The task
From the entries below, extract every line that includes the word "photo".

Data records

------------------------------------------------------------

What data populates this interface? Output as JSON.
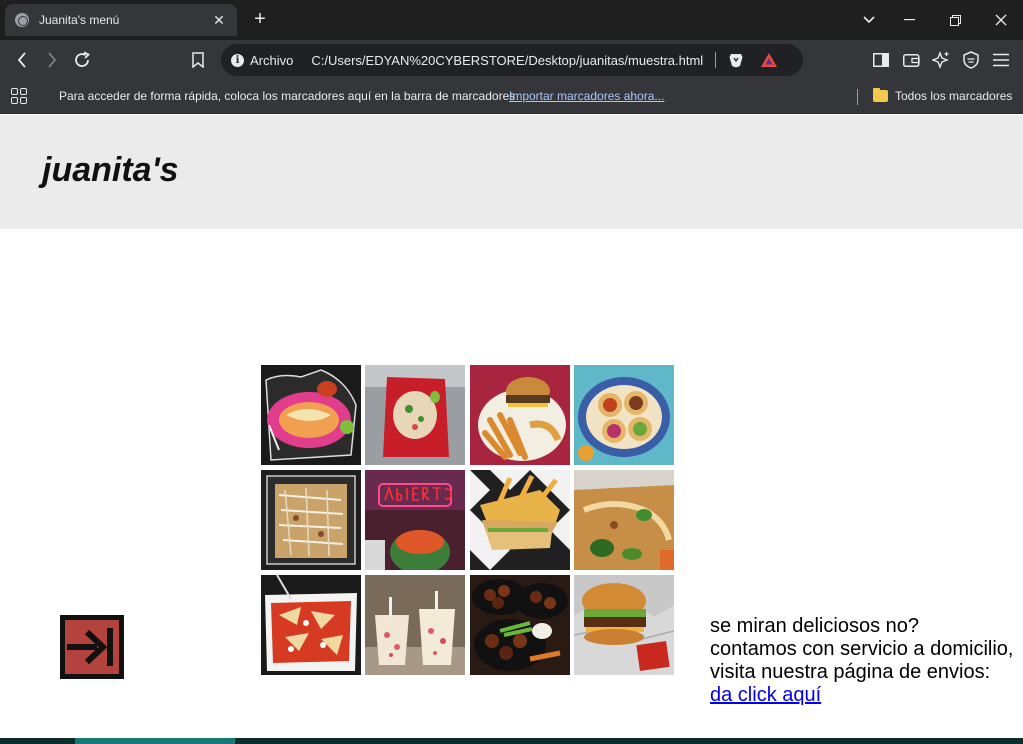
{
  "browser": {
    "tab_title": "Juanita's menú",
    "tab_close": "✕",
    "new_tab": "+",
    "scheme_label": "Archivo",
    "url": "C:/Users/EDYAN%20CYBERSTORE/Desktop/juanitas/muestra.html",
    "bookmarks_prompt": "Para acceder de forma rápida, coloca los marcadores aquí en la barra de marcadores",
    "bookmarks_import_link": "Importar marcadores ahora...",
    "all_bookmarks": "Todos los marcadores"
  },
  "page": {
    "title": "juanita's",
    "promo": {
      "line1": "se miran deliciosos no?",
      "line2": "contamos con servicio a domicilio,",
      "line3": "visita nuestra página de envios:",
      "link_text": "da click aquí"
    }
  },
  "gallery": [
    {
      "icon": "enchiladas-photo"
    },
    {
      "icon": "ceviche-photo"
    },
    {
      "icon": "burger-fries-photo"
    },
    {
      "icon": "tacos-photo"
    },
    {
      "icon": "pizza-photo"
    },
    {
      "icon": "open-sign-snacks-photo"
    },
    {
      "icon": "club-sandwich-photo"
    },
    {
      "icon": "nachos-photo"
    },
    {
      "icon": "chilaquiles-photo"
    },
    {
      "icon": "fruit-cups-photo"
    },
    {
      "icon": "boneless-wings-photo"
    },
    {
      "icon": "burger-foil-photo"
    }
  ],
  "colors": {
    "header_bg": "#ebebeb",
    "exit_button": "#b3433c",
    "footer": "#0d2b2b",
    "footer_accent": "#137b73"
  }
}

------------------------------------------------------------

Written response
      "icon": "enchiladas-photo"
      "icon": "ceviche-photo"
      "icon": "burger-fries-photo"
      "icon": "tacos-photo"
      "icon": "pizza-photo"
      "icon": "open-sign-snacks-photo"
      "icon": "club-sandwich-photo"
      "icon": "nachos-photo"
      "icon": "chilaquiles-photo"
      "icon": "fruit-cups-photo"
      "icon": "boneless-wings-photo"
      "icon": "burger-foil-photo"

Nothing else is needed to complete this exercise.